## Required work
Give the data again exactly as written, skipping any pictures.

## Data for the task
╔══
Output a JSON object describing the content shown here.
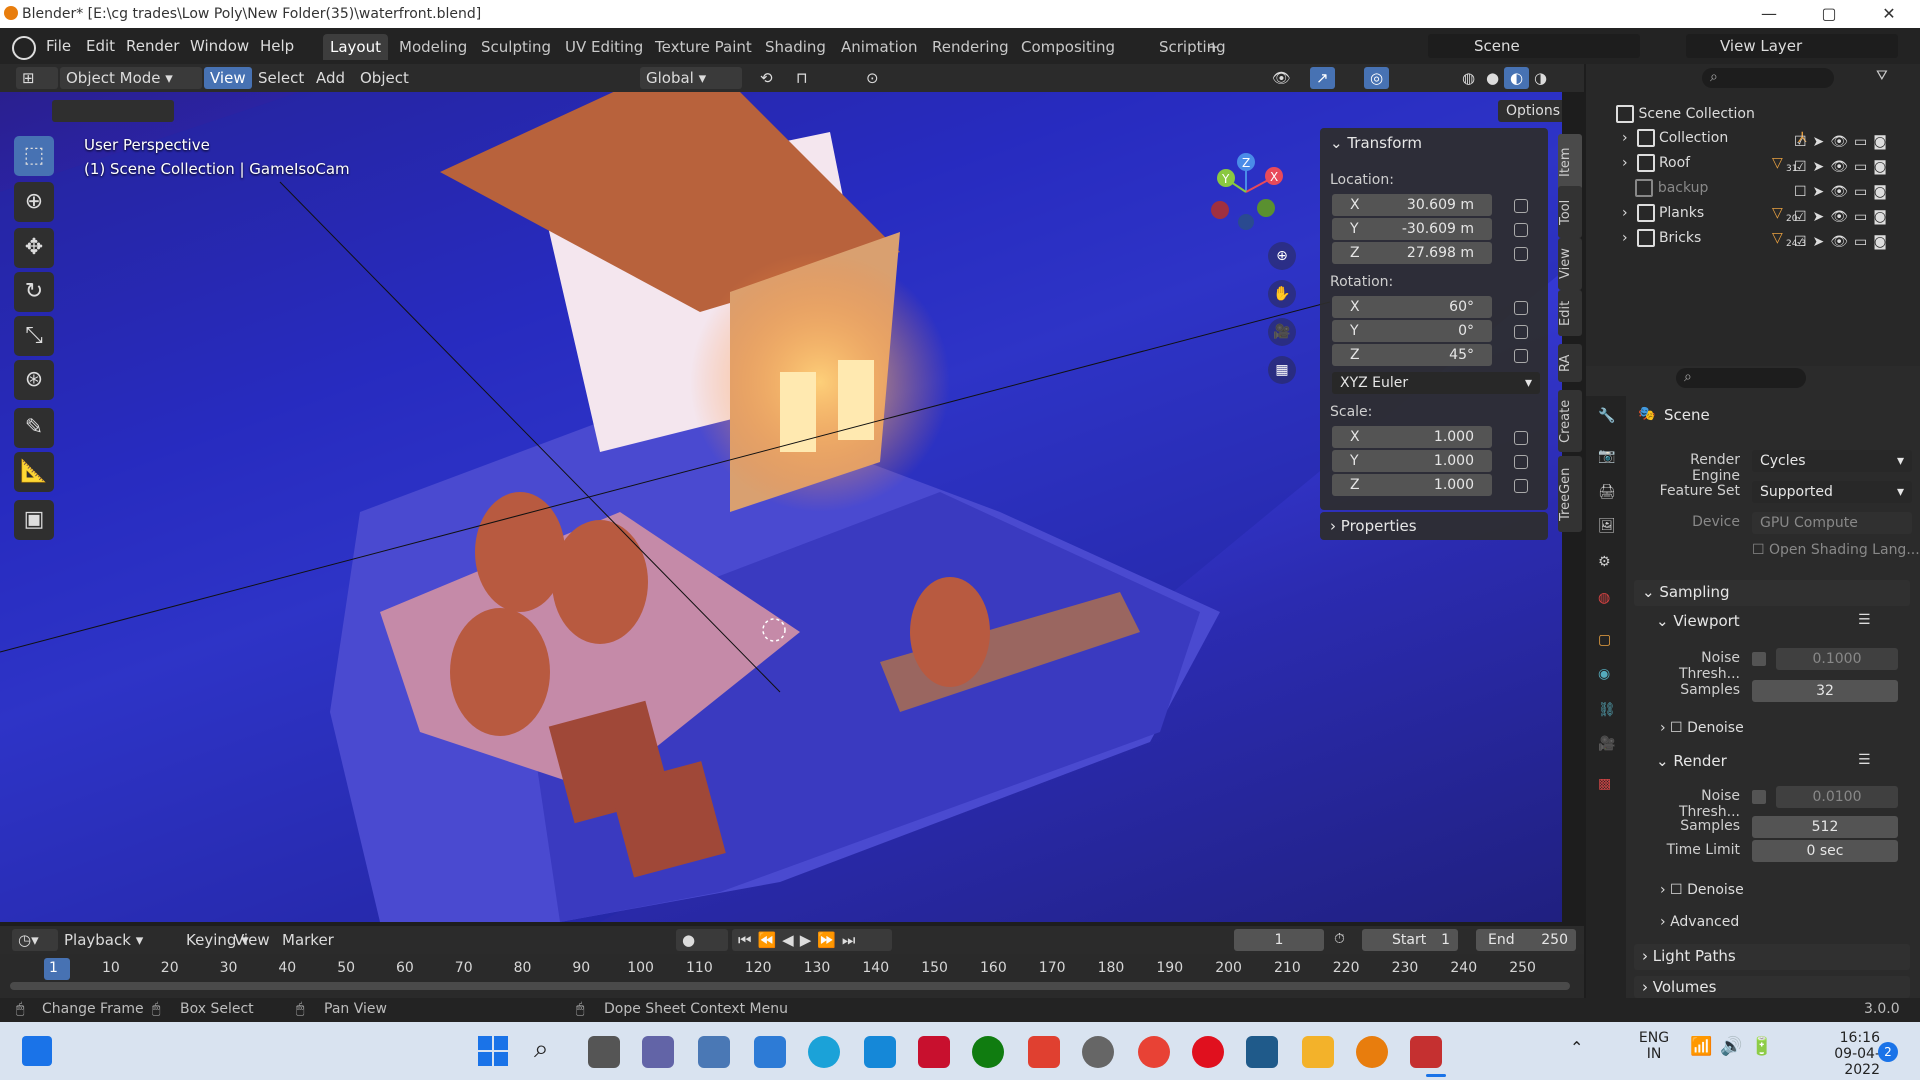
{
  "title_bar": {
    "title": "Blender* [E:\\cg trades\\Low Poly\\New Folder(35)\\waterfront.blend]",
    "minimize": "—",
    "maximize": "▢",
    "close": "✕"
  },
  "menu": [
    "File",
    "Edit",
    "Render",
    "Window",
    "Help"
  ],
  "workspaces": [
    "Layout",
    "Modeling",
    "Sculpting",
    "UV Editing",
    "Texture Paint",
    "Shading",
    "Animation",
    "Rendering",
    "Compositing",
    "Scripting",
    "+"
  ],
  "scene_selector": "Scene",
  "view_layer": "View Layer",
  "viewport_header": {
    "mode": "Object Mode",
    "view": "View",
    "select": "Select",
    "add": "Add",
    "object": "Object",
    "orientation": "Global",
    "options": "Options"
  },
  "viewport": {
    "perspective": "User Perspective",
    "collection_info": "(1) Scene Collection | GameIsoCam"
  },
  "gizmo": {
    "x": "X",
    "y": "Y",
    "z": "Z"
  },
  "transform": {
    "title": "Transform",
    "location_label": "Location:",
    "location": [
      {
        "axis": "X",
        "value": "30.609 m"
      },
      {
        "axis": "Y",
        "value": "-30.609 m"
      },
      {
        "axis": "Z",
        "value": "27.698 m"
      }
    ],
    "rotation_label": "Rotation:",
    "rotation": [
      {
        "axis": "X",
        "value": "60°"
      },
      {
        "axis": "Y",
        "value": "0°"
      },
      {
        "axis": "Z",
        "value": "45°"
      }
    ],
    "rotation_mode": "XYZ Euler",
    "scale_label": "Scale:",
    "scale": [
      {
        "axis": "X",
        "value": "1.000"
      },
      {
        "axis": "Y",
        "value": "1.000"
      },
      {
        "axis": "Z",
        "value": "1.000"
      }
    ],
    "properties": "Properties"
  },
  "side_tabs": [
    "Item",
    "Tool",
    "View",
    "Edit",
    "RA",
    "Create",
    "TreeGen"
  ],
  "outliner": {
    "root": "Scene Collection",
    "items": [
      {
        "name": "Collection",
        "badge": ""
      },
      {
        "name": "Roof",
        "badge": "31"
      },
      {
        "name": "backup",
        "badge": ""
      },
      {
        "name": "Planks",
        "badge": "20"
      },
      {
        "name": "Bricks",
        "badge": "24 3"
      }
    ]
  },
  "properties": {
    "context": "Scene",
    "render_engine_label": "Render Engine",
    "render_engine": "Cycles",
    "feature_set_label": "Feature Set",
    "feature_set": "Supported",
    "device_label": "Device",
    "device": "GPU Compute",
    "osl": "Open Shading Lang...",
    "sampling": "Sampling",
    "viewport_section": "Viewport",
    "noise_threshold_label": "Noise Thresh...",
    "viewport_noise": "0.1000",
    "samples_label": "Samples",
    "viewport_samples": "32",
    "denoise": "Denoise",
    "render_section": "Render",
    "render_noise": "0.0100",
    "render_samples": "512",
    "time_limit_label": "Time Limit",
    "time_limit": "0 sec",
    "advanced": "Advanced",
    "light_paths": "Light Paths",
    "volumes": "Volumes"
  },
  "timeline": {
    "playback": "Playback",
    "keying": "Keying",
    "view": "View",
    "marker": "Marker",
    "current_frame": "1",
    "start_label": "Start",
    "start": "1",
    "end_label": "End",
    "end": "250",
    "ticks": [
      "1",
      "10",
      "20",
      "30",
      "40",
      "50",
      "60",
      "70",
      "80",
      "90",
      "100",
      "110",
      "120",
      "130",
      "140",
      "150",
      "160",
      "170",
      "180",
      "190",
      "200",
      "210",
      "220",
      "230",
      "240",
      "250"
    ]
  },
  "status_bar": {
    "change_frame": "Change Frame",
    "box_select": "Box Select",
    "pan_view": "Pan View",
    "context_menu": "Dope Sheet Context Menu",
    "version": "3.0.0"
  },
  "taskbar": {
    "lang": "ENG",
    "region": "IN",
    "time": "16:16",
    "date": "09-04-2022",
    "notif": "2"
  }
}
╚══
## Solution for this exercise
Output a JSON object describing the content shown here.
{
  "title_bar": {
    "title": "Blender* [E:\\cg trades\\Low Poly\\New Folder(35)\\waterfront.blend]",
    "minimize": "—",
    "maximize": "▢",
    "close": "✕"
  },
  "menu": [
    "File",
    "Edit",
    "Render",
    "Window",
    "Help"
  ],
  "workspaces": [
    "Layout",
    "Modeling",
    "Sculpting",
    "UV Editing",
    "Texture Paint",
    "Shading",
    "Animation",
    "Rendering",
    "Compositing",
    "Scripting",
    "+"
  ],
  "scene_selector": "Scene",
  "view_layer": "View Layer",
  "viewport_header": {
    "mode": "Object Mode",
    "view": "View",
    "select": "Select",
    "add": "Add",
    "object": "Object",
    "orientation": "Global",
    "options": "Options"
  },
  "viewport": {
    "perspective": "User Perspective",
    "collection_info": "(1) Scene Collection | GameIsoCam"
  },
  "gizmo": {
    "x": "X",
    "y": "Y",
    "z": "Z"
  },
  "transform": {
    "title": "Transform",
    "location_label": "Location:",
    "location": [
      {
        "axis": "X",
        "value": "30.609 m"
      },
      {
        "axis": "Y",
        "value": "-30.609 m"
      },
      {
        "axis": "Z",
        "value": "27.698 m"
      }
    ],
    "rotation_label": "Rotation:",
    "rotation": [
      {
        "axis": "X",
        "value": "60°"
      },
      {
        "axis": "Y",
        "value": "0°"
      },
      {
        "axis": "Z",
        "value": "45°"
      }
    ],
    "rotation_mode": "XYZ Euler",
    "scale_label": "Scale:",
    "scale": [
      {
        "axis": "X",
        "value": "1.000"
      },
      {
        "axis": "Y",
        "value": "1.000"
      },
      {
        "axis": "Z",
        "value": "1.000"
      }
    ],
    "properties": "Properties"
  },
  "side_tabs": [
    "Item",
    "Tool",
    "View",
    "Edit",
    "RA",
    "Create",
    "TreeGen"
  ],
  "outliner": {
    "root": "Scene Collection",
    "items": [
      {
        "name": "Collection",
        "badge": ""
      },
      {
        "name": "Roof",
        "badge": "31"
      },
      {
        "name": "backup",
        "badge": ""
      },
      {
        "name": "Planks",
        "badge": "20"
      },
      {
        "name": "Bricks",
        "badge": "24 3"
      }
    ]
  },
  "properties": {
    "context": "Scene",
    "render_engine_label": "Render Engine",
    "render_engine": "Cycles",
    "feature_set_label": "Feature Set",
    "feature_set": "Supported",
    "device_label": "Device",
    "device": "GPU Compute",
    "osl": "Open Shading Lang...",
    "sampling": "Sampling",
    "viewport_section": "Viewport",
    "noise_threshold_label": "Noise Thresh...",
    "viewport_noise": "0.1000",
    "samples_label": "Samples",
    "viewport_samples": "32",
    "denoise": "Denoise",
    "render_section": "Render",
    "render_noise": "0.0100",
    "render_samples": "512",
    "time_limit_label": "Time Limit",
    "time_limit": "0 sec",
    "advanced": "Advanced",
    "light_paths": "Light Paths",
    "volumes": "Volumes"
  },
  "timeline": {
    "playback": "Playback",
    "keying": "Keying",
    "view": "View",
    "marker": "Marker",
    "current_frame": "1",
    "start_label": "Start",
    "start": "1",
    "end_label": "End",
    "end": "250",
    "ticks": [
      "1",
      "10",
      "20",
      "30",
      "40",
      "50",
      "60",
      "70",
      "80",
      "90",
      "100",
      "110",
      "120",
      "130",
      "140",
      "150",
      "160",
      "170",
      "180",
      "190",
      "200",
      "210",
      "220",
      "230",
      "240",
      "250"
    ]
  },
  "status_bar": {
    "change_frame": "Change Frame",
    "box_select": "Box Select",
    "pan_view": "Pan View",
    "context_menu": "Dope Sheet Context Menu",
    "version": "3.0.0"
  },
  "taskbar": {
    "lang": "ENG",
    "region": "IN",
    "time": "16:16",
    "date": "09-04-2022",
    "notif": "2"
  }
}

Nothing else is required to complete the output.